— START LISTING —
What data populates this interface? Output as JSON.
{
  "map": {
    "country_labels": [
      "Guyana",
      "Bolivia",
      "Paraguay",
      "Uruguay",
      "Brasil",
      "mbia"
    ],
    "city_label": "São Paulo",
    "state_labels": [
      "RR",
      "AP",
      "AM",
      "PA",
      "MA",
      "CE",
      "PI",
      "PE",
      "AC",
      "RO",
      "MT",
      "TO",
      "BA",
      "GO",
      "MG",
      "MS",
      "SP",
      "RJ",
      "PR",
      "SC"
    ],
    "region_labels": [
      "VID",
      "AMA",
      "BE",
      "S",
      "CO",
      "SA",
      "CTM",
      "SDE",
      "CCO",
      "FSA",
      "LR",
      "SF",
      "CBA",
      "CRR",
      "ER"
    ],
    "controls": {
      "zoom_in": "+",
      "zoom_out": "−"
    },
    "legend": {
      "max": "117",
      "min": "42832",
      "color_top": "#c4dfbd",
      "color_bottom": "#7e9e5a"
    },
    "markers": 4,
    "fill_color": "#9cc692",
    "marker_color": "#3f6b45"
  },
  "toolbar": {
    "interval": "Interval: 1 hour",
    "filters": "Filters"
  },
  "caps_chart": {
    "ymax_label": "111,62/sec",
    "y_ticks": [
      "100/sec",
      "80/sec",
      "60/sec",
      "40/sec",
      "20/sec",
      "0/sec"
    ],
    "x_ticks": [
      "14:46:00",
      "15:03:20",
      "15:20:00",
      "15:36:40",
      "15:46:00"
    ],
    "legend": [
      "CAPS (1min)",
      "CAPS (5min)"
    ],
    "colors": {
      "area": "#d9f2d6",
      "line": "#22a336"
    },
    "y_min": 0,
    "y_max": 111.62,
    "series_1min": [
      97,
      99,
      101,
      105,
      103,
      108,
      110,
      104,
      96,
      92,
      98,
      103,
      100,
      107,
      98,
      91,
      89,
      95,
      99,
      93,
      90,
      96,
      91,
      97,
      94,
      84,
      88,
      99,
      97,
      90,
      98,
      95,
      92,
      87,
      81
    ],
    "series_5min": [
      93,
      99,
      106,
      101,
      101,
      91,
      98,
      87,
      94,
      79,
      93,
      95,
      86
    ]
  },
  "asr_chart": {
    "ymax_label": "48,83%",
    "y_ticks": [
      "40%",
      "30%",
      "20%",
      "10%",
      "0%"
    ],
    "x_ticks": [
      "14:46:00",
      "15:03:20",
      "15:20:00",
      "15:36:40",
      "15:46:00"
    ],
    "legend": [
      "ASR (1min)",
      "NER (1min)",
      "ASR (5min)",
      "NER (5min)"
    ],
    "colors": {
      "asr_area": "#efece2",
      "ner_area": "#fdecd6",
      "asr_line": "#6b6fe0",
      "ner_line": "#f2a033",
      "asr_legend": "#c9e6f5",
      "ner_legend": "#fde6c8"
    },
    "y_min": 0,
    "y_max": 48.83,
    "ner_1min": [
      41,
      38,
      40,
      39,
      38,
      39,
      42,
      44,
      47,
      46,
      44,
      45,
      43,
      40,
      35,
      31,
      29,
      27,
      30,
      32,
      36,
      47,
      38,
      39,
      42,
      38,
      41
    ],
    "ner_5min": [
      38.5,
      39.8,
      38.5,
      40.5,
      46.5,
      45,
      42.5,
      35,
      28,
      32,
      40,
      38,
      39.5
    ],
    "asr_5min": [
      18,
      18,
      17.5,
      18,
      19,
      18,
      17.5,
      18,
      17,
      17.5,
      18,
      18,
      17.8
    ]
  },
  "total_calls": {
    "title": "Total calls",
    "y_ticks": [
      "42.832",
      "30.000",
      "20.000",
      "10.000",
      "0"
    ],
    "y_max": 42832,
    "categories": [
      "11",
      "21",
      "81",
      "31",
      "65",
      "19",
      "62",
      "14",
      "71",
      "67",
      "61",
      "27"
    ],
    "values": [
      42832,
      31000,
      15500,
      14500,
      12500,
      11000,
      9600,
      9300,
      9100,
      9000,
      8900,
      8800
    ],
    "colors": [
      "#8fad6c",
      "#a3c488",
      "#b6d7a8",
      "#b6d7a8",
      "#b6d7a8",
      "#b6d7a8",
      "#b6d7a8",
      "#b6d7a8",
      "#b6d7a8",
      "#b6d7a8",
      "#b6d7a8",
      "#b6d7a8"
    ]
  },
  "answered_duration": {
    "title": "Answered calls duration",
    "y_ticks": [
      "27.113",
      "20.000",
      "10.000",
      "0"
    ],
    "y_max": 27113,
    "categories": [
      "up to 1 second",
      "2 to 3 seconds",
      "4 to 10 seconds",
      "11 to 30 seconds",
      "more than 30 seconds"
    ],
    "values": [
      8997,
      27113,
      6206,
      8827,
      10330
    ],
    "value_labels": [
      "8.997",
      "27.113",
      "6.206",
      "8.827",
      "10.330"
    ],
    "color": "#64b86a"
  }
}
— END LISTING —
Output the listing above exactly as it appears.

What data populates this interface? Output as JSON.
{
  "map": {
    "country_labels": [
      "Guyana",
      "Bolivia",
      "Paraguay",
      "Uruguay",
      "Brasil",
      "mbia"
    ],
    "city_label": "São Paulo",
    "state_labels": [
      "RR",
      "AP",
      "AM",
      "PA",
      "MA",
      "CE",
      "PI",
      "PE",
      "AC",
      "RO",
      "MT",
      "TO",
      "BA",
      "GO",
      "MG",
      "MS",
      "SP",
      "RJ",
      "PR",
      "SC"
    ],
    "region_labels": [
      "VID",
      "AMA",
      "BE",
      "S",
      "CO",
      "SA",
      "CTM",
      "SDE",
      "CCO",
      "FSA",
      "LR",
      "SF",
      "CBA",
      "CRR",
      "ER"
    ],
    "controls": {
      "zoom_in": "+",
      "zoom_out": "−"
    },
    "legend": {
      "max": "117",
      "min": "42832",
      "color_top": "#c4dfbd",
      "color_bottom": "#7e9e5a"
    },
    "markers": 4,
    "fill_color": "#9cc692",
    "marker_color": "#3f6b45"
  },
  "toolbar": {
    "interval": "Interval: 1 hour",
    "filters": "Filters"
  },
  "caps_chart": {
    "ymax_label": "111,62/sec",
    "y_ticks": [
      "100/sec",
      "80/sec",
      "60/sec",
      "40/sec",
      "20/sec",
      "0/sec"
    ],
    "x_ticks": [
      "14:46:00",
      "15:03:20",
      "15:20:00",
      "15:36:40",
      "15:46:00"
    ],
    "legend": [
      "CAPS (1min)",
      "CAPS (5min)"
    ],
    "colors": {
      "area": "#d9f2d6",
      "line": "#22a336"
    },
    "y_min": 0,
    "y_max": 111.62,
    "series_1min": [
      97,
      99,
      101,
      105,
      103,
      108,
      110,
      104,
      96,
      92,
      98,
      103,
      100,
      107,
      98,
      91,
      89,
      95,
      99,
      93,
      90,
      96,
      91,
      97,
      94,
      84,
      88,
      99,
      97,
      90,
      98,
      95,
      92,
      87,
      81
    ],
    "series_5min": [
      93,
      99,
      106,
      101,
      101,
      91,
      98,
      87,
      94,
      79,
      93,
      95,
      86
    ]
  },
  "asr_chart": {
    "ymax_label": "48,83%",
    "y_ticks": [
      "40%",
      "30%",
      "20%",
      "10%",
      "0%"
    ],
    "x_ticks": [
      "14:46:00",
      "15:03:20",
      "15:20:00",
      "15:36:40",
      "15:46:00"
    ],
    "legend": [
      "ASR (1min)",
      "NER (1min)",
      "ASR (5min)",
      "NER (5min)"
    ],
    "colors": {
      "asr_area": "#efece2",
      "ner_area": "#fdecd6",
      "asr_line": "#6b6fe0",
      "ner_line": "#f2a033",
      "asr_legend": "#c9e6f5",
      "ner_legend": "#fde6c8"
    },
    "y_min": 0,
    "y_max": 48.83,
    "ner_1min": [
      41,
      38,
      40,
      39,
      38,
      39,
      42,
      44,
      47,
      46,
      44,
      45,
      43,
      40,
      35,
      31,
      29,
      27,
      30,
      32,
      36,
      47,
      38,
      39,
      42,
      38,
      41
    ],
    "ner_5min": [
      38.5,
      39.8,
      38.5,
      40.5,
      46.5,
      45,
      42.5,
      35,
      28,
      32,
      40,
      38,
      39.5
    ],
    "asr_5min": [
      18,
      18,
      17.5,
      18,
      19,
      18,
      17.5,
      18,
      17,
      17.5,
      18,
      18,
      17.8
    ]
  },
  "total_calls": {
    "title": "Total calls",
    "y_ticks": [
      "42.832",
      "30.000",
      "20.000",
      "10.000",
      "0"
    ],
    "y_max": 42832,
    "categories": [
      "11",
      "21",
      "81",
      "31",
      "65",
      "19",
      "62",
      "14",
      "71",
      "67",
      "61",
      "27"
    ],
    "values": [
      42832,
      31000,
      15500,
      14500,
      12500,
      11000,
      9600,
      9300,
      9100,
      9000,
      8900,
      8800
    ],
    "colors": [
      "#8fad6c",
      "#a3c488",
      "#b6d7a8",
      "#b6d7a8",
      "#b6d7a8",
      "#b6d7a8",
      "#b6d7a8",
      "#b6d7a8",
      "#b6d7a8",
      "#b6d7a8",
      "#b6d7a8",
      "#b6d7a8"
    ]
  },
  "answered_duration": {
    "title": "Answered calls duration",
    "y_ticks": [
      "27.113",
      "20.000",
      "10.000",
      "0"
    ],
    "y_max": 27113,
    "categories": [
      "up to 1 second",
      "2 to 3 seconds",
      "4 to 10 seconds",
      "11 to 30 seconds",
      "more than 30 seconds"
    ],
    "values": [
      8997,
      27113,
      6206,
      8827,
      10330
    ],
    "value_labels": [
      "8.997",
      "27.113",
      "6.206",
      "8.827",
      "10.330"
    ],
    "color": "#64b86a"
  }
}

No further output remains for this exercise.